WRITTEN INSTRUCTION. Check each line of the listing for the word "CRONOGRAMA" and report how many lines contain it, giving nothing but the number.

Extracts from a graphics dataset.
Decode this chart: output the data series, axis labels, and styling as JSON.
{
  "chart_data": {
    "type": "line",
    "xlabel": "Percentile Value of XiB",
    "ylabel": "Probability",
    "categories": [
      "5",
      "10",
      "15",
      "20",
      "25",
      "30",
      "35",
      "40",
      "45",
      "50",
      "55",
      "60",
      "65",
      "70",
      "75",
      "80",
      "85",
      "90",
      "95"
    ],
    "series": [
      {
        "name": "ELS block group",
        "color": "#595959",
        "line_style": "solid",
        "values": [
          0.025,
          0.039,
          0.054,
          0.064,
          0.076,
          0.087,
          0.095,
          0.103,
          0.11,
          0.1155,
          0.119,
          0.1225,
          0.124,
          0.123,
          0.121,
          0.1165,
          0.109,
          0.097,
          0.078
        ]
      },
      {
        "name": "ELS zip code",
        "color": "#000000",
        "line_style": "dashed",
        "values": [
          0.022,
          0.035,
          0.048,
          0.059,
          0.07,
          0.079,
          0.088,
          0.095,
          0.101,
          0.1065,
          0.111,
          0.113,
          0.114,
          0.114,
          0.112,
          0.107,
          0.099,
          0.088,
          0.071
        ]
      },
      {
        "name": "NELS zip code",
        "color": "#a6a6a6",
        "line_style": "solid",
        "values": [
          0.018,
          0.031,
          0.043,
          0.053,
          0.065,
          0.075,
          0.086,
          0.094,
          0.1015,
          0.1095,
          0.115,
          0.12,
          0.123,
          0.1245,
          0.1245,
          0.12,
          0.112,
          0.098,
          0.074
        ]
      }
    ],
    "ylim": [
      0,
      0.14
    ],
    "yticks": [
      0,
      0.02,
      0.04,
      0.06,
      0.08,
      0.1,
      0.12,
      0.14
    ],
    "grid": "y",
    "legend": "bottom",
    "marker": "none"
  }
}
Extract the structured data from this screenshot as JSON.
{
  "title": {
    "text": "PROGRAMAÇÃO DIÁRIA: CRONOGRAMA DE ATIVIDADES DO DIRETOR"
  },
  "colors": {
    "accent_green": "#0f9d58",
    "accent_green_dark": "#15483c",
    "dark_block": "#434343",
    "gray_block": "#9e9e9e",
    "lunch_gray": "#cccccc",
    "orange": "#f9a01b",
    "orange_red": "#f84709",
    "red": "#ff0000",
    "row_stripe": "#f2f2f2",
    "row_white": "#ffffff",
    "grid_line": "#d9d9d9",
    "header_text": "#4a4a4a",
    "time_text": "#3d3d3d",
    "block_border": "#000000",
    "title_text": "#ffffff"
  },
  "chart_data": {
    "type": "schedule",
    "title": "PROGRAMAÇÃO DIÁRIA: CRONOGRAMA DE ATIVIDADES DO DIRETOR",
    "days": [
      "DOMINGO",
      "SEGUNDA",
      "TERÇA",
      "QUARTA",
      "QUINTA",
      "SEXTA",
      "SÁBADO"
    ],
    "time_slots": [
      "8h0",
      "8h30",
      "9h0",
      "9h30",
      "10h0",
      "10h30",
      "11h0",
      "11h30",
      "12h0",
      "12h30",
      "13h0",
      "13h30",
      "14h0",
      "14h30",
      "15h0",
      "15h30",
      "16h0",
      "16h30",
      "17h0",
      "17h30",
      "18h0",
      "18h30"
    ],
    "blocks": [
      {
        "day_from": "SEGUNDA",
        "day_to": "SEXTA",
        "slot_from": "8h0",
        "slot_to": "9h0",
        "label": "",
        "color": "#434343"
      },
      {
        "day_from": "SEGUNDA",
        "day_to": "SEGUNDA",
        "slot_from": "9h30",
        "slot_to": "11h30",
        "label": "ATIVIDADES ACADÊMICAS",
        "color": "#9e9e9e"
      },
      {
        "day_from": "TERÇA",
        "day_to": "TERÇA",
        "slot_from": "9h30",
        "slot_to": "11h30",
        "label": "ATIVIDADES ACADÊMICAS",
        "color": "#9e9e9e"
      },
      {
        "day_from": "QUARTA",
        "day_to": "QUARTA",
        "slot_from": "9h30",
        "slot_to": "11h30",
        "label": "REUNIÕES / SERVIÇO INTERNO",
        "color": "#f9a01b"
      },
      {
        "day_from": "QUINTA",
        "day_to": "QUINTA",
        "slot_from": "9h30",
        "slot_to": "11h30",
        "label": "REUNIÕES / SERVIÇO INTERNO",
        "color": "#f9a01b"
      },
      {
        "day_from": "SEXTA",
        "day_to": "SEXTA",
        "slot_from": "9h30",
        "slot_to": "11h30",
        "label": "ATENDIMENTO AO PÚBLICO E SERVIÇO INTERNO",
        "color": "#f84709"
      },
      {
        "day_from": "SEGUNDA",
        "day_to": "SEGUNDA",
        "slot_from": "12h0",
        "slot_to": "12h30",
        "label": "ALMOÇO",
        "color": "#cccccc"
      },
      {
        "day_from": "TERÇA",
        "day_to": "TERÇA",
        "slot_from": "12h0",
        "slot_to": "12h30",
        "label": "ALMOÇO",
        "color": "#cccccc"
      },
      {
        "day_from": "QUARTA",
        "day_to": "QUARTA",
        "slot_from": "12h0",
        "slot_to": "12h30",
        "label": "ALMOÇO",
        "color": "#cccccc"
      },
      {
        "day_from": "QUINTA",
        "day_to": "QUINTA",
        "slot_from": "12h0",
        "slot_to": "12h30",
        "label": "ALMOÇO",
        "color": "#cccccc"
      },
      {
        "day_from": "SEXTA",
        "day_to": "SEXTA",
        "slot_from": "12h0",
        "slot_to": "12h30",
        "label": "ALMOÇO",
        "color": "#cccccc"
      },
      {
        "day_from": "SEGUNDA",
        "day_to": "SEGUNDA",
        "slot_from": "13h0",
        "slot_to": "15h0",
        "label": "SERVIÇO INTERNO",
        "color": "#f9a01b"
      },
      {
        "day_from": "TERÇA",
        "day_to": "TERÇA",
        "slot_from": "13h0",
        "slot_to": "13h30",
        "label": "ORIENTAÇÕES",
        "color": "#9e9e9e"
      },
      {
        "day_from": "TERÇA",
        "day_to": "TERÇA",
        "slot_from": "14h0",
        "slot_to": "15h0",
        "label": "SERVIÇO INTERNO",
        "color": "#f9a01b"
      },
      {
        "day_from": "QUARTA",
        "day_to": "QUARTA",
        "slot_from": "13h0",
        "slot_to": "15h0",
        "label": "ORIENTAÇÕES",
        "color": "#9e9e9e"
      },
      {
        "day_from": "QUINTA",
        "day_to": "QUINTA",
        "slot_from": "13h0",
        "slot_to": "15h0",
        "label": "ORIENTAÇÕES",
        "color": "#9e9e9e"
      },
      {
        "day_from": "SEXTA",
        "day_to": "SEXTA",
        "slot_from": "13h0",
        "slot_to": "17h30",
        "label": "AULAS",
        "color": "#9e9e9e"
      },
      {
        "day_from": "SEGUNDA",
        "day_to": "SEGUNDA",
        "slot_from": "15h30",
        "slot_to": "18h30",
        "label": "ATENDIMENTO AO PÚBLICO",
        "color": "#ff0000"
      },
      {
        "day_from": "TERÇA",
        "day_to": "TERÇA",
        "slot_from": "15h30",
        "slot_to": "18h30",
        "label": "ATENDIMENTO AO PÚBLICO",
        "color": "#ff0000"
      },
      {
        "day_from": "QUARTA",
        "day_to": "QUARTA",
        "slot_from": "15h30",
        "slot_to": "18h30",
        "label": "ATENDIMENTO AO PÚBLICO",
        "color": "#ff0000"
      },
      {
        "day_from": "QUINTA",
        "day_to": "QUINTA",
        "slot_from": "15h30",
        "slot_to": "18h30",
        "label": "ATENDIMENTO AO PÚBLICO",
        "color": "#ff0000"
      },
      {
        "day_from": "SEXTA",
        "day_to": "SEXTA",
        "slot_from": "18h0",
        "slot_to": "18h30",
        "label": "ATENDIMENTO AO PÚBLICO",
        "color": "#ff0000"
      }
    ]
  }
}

WRITTEN RESPONSE. 2